*Directions for this task:* Restate each of the lines given below, word for word.

##### Data listing #####

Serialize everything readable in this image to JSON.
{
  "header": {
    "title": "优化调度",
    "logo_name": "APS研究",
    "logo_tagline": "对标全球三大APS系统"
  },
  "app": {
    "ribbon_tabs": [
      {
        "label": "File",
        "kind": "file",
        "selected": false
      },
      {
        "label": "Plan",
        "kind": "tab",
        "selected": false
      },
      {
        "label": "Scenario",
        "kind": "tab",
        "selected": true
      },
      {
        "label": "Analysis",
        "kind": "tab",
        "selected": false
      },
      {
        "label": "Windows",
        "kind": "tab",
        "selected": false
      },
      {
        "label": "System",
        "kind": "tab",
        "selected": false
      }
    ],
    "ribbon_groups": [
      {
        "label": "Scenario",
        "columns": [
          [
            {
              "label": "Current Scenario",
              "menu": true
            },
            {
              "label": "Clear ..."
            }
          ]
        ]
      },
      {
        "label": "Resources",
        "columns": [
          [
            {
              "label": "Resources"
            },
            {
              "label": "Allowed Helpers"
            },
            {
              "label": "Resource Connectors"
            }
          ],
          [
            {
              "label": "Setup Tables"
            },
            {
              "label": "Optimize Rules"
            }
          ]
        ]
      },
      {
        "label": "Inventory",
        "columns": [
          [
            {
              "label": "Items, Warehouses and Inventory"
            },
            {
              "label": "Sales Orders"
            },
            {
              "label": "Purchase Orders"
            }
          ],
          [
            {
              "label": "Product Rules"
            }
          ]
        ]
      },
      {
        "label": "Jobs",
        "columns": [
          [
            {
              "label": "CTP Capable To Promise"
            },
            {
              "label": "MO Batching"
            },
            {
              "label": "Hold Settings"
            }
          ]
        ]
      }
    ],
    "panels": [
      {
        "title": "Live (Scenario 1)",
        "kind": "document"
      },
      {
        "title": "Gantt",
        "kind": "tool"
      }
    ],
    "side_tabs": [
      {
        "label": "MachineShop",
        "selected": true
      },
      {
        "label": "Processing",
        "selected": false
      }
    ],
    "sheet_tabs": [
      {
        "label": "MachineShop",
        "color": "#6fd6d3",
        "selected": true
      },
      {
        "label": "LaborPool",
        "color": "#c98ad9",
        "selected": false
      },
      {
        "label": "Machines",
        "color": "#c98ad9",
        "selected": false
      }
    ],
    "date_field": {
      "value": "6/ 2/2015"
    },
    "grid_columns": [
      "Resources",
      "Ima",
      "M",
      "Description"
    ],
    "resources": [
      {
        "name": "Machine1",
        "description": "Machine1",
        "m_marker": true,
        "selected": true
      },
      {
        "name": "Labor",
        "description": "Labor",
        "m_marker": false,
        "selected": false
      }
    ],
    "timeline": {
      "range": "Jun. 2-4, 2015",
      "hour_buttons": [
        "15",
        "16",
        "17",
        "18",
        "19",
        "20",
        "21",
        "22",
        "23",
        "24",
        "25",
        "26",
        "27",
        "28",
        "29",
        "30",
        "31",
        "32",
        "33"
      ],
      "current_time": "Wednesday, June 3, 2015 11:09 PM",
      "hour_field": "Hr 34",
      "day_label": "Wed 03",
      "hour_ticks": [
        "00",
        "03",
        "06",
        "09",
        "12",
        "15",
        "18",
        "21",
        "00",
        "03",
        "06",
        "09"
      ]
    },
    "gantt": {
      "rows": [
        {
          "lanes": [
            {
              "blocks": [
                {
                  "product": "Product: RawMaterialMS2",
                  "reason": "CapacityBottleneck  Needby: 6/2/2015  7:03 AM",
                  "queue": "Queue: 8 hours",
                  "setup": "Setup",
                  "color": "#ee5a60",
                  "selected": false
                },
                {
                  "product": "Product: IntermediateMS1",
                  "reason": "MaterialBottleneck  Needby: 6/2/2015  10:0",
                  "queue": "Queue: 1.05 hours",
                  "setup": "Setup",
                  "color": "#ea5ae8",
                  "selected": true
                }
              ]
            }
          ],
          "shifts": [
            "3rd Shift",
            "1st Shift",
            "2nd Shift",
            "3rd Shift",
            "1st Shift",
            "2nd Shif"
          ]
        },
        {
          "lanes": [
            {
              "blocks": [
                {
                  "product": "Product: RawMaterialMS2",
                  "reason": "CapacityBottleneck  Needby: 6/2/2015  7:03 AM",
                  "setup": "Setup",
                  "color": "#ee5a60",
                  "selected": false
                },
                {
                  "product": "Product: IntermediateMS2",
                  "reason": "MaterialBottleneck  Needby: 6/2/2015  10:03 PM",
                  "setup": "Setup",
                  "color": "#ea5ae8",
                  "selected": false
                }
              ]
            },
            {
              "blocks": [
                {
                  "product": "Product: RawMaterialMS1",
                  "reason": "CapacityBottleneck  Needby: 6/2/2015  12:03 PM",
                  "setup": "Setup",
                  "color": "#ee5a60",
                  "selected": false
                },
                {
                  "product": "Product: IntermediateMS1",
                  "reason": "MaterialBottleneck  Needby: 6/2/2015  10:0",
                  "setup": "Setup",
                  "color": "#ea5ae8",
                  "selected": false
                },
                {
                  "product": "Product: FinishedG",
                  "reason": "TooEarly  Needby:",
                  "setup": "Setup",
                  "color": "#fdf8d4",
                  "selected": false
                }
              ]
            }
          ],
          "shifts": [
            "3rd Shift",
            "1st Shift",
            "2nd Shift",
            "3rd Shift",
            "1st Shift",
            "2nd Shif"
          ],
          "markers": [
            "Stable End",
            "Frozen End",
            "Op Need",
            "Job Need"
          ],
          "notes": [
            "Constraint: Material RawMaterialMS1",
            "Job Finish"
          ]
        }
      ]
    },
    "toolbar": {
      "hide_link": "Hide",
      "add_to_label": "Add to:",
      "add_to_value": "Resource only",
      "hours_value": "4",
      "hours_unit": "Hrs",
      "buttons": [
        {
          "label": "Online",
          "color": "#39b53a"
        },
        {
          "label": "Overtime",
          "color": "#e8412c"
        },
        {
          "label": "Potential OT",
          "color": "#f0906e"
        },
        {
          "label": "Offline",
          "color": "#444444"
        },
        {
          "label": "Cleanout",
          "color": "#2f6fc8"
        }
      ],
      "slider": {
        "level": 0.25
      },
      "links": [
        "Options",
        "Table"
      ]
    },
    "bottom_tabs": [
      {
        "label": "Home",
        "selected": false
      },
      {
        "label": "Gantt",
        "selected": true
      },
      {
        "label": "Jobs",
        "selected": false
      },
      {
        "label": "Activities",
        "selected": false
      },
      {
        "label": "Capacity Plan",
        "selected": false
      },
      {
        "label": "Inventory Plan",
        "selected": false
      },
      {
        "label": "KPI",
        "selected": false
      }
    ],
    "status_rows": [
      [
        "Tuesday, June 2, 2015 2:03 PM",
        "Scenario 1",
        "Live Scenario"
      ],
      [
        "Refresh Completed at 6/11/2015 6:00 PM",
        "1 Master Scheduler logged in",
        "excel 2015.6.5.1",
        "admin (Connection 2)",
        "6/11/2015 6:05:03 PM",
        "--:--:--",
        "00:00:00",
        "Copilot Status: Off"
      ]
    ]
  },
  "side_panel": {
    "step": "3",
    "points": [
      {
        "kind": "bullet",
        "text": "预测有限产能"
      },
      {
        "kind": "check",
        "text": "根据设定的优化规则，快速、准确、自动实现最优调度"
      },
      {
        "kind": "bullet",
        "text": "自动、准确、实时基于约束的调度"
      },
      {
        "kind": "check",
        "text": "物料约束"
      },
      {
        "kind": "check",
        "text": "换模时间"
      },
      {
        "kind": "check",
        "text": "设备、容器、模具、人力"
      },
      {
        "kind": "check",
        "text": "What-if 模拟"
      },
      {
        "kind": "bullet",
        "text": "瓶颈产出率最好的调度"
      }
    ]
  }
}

#####

*Exercise solution:*
Serialize everything readable in this image to JSON.
{
  "header": {
    "title": "优化调度",
    "logo_name": "APS研究",
    "logo_tagline": "对标全球三大APS系统"
  },
  "app": {
    "ribbon_tabs": [
      {
        "label": "File",
        "kind": "file",
        "selected": false
      },
      {
        "label": "Plan",
        "kind": "tab",
        "selected": false
      },
      {
        "label": "Scenario",
        "kind": "tab",
        "selected": true
      },
      {
        "label": "Analysis",
        "kind": "tab",
        "selected": false
      },
      {
        "label": "Windows",
        "kind": "tab",
        "selected": false
      },
      {
        "label": "System",
        "kind": "tab",
        "selected": false
      }
    ],
    "ribbon_groups": [
      {
        "label": "Scenario",
        "columns": [
          [
            {
              "label": "Current Scenario",
              "menu": true
            },
            {
              "label": "Clear ..."
            }
          ]
        ]
      },
      {
        "label": "Resources",
        "columns": [
          [
            {
              "label": "Resources"
            },
            {
              "label": "Allowed Helpers"
            },
            {
              "label": "Resource Connectors"
            }
          ],
          [
            {
              "label": "Setup Tables"
            },
            {
              "label": "Optimize Rules"
            }
          ]
        ]
      },
      {
        "label": "Inventory",
        "columns": [
          [
            {
              "label": "Items, Warehouses and Inventory"
            },
            {
              "label": "Sales Orders"
            },
            {
              "label": "Purchase Orders"
            }
          ],
          [
            {
              "label": "Product Rules"
            }
          ]
        ]
      },
      {
        "label": "Jobs",
        "columns": [
          [
            {
              "label": "CTP Capable To Promise"
            },
            {
              "label": "MO Batching"
            },
            {
              "label": "Hold Settings"
            }
          ]
        ]
      }
    ],
    "panels": [
      {
        "title": "Live (Scenario 1)",
        "kind": "document"
      },
      {
        "title": "Gantt",
        "kind": "tool"
      }
    ],
    "side_tabs": [
      {
        "label": "MachineShop",
        "selected": true
      },
      {
        "label": "Processing",
        "selected": false
      }
    ],
    "sheet_tabs": [
      {
        "label": "MachineShop",
        "color": "#6fd6d3",
        "selected": true
      },
      {
        "label": "LaborPool",
        "color": "#c98ad9",
        "selected": false
      },
      {
        "label": "Machines",
        "color": "#c98ad9",
        "selected": false
      }
    ],
    "date_field": {
      "value": "6/ 2/2015"
    },
    "grid_columns": [
      "Resources",
      "Ima",
      "M",
      "Description"
    ],
    "resources": [
      {
        "name": "Machine1",
        "description": "Machine1",
        "m_marker": true,
        "selected": true
      },
      {
        "name": "Labor",
        "description": "Labor",
        "m_marker": false,
        "selected": false
      }
    ],
    "timeline": {
      "range": "Jun. 2-4, 2015",
      "hour_buttons": [
        "15",
        "16",
        "17",
        "18",
        "19",
        "20",
        "21",
        "22",
        "23",
        "24",
        "25",
        "26",
        "27",
        "28",
        "29",
        "30",
        "31",
        "32",
        "33"
      ],
      "current_time": "Wednesday, June 3, 2015 11:09 PM",
      "hour_field": "Hr 34",
      "day_label": "Wed 03",
      "hour_ticks": [
        "00",
        "03",
        "06",
        "09",
        "12",
        "15",
        "18",
        "21",
        "00",
        "03",
        "06",
        "09"
      ]
    },
    "gantt": {
      "rows": [
        {
          "lanes": [
            {
              "blocks": [
                {
                  "product": "Product: RawMaterialMS2",
                  "reason": "CapacityBottleneck  Needby: 6/2/2015  7:03 AM",
                  "queue": "Queue: 8 hours",
                  "setup": "Setup",
                  "color": "#ee5a60",
                  "selected": false
                },
                {
                  "product": "Product: IntermediateMS1",
                  "reason": "MaterialBottleneck  Needby: 6/2/2015  10:0",
                  "queue": "Queue: 1.05 hours",
                  "setup": "Setup",
                  "color": "#ea5ae8",
                  "selected": true
                }
              ]
            }
          ],
          "shifts": [
            "3rd Shift",
            "1st Shift",
            "2nd Shift",
            "3rd Shift",
            "1st Shift",
            "2nd Shif"
          ]
        },
        {
          "lanes": [
            {
              "blocks": [
                {
                  "product": "Product: RawMaterialMS2",
                  "reason": "CapacityBottleneck  Needby: 6/2/2015  7:03 AM",
                  "setup": "Setup",
                  "color": "#ee5a60",
                  "selected": false
                },
                {
                  "product": "Product: IntermediateMS2",
                  "reason": "MaterialBottleneck  Needby: 6/2/2015  10:03 PM",
                  "setup": "Setup",
                  "color": "#ea5ae8",
                  "selected": false
                }
              ]
            },
            {
              "blocks": [
                {
                  "product": "Product: RawMaterialMS1",
                  "reason": "CapacityBottleneck  Needby: 6/2/2015  12:03 PM",
                  "setup": "Setup",
                  "color": "#ee5a60",
                  "selected": false
                },
                {
                  "product": "Product: IntermediateMS1",
                  "reason": "MaterialBottleneck  Needby: 6/2/2015  10:0",
                  "setup": "Setup",
                  "color": "#ea5ae8",
                  "selected": false
                },
                {
                  "product": "Product: FinishedG",
                  "reason": "TooEarly  Needby:",
                  "setup": "Setup",
                  "color": "#fdf8d4",
                  "selected": false
                }
              ]
            }
          ],
          "shifts": [
            "3rd Shift",
            "1st Shift",
            "2nd Shift",
            "3rd Shift",
            "1st Shift",
            "2nd Shif"
          ],
          "markers": [
            "Stable End",
            "Frozen End",
            "Op Need",
            "Job Need"
          ],
          "notes": [
            "Constraint: Material RawMaterialMS1",
            "Job Finish"
          ]
        }
      ]
    },
    "toolbar": {
      "hide_link": "Hide",
      "add_to_label": "Add to:",
      "add_to_value": "Resource only",
      "hours_value": "4",
      "hours_unit": "Hrs",
      "buttons": [
        {
          "label": "Online",
          "color": "#39b53a"
        },
        {
          "label": "Overtime",
          "color": "#e8412c"
        },
        {
          "label": "Potential OT",
          "color": "#f0906e"
        },
        {
          "label": "Offline",
          "color": "#444444"
        },
        {
          "label": "Cleanout",
          "color": "#2f6fc8"
        }
      ],
      "slider": {
        "level": 0.25
      },
      "links": [
        "Options",
        "Table"
      ]
    },
    "bottom_tabs": [
      {
        "label": "Home",
        "selected": false
      },
      {
        "label": "Gantt",
        "selected": true
      },
      {
        "label": "Jobs",
        "selected": false
      },
      {
        "label": "Activities",
        "selected": false
      },
      {
        "label": "Capacity Plan",
        "selected": false
      },
      {
        "label": "Inventory Plan",
        "selected": false
      },
      {
        "label": "KPI",
        "selected": false
      }
    ],
    "status_rows": [
      [
        "Tuesday, June 2, 2015 2:03 PM",
        "Scenario 1",
        "Live Scenario"
      ],
      [
        "Refresh Completed at 6/11/2015 6:00 PM",
        "1 Master Scheduler logged in",
        "excel 2015.6.5.1",
        "admin (Connection 2)",
        "6/11/2015 6:05:03 PM",
        "--:--:--",
        "00:00:00",
        "Copilot Status: Off"
      ]
    ]
  },
  "side_panel": {
    "step": "3",
    "points": [
      {
        "kind": "bullet",
        "text": "预测有限产能"
      },
      {
        "kind": "check",
        "text": "根据设定的优化规则，快速、准确、自动实现最优调度"
      },
      {
        "kind": "bullet",
        "text": "自动、准确、实时基于约束的调度"
      },
      {
        "kind": "check",
        "text": "物料约束"
      },
      {
        "kind": "check",
        "text": "换模时间"
      },
      {
        "kind": "check",
        "text": "设备、容器、模具、人力"
      },
      {
        "kind": "check",
        "text": "What-if 模拟"
      },
      {
        "kind": "bullet",
        "text": "瓶颈产出率最好的调度"
      }
    ]
  }
}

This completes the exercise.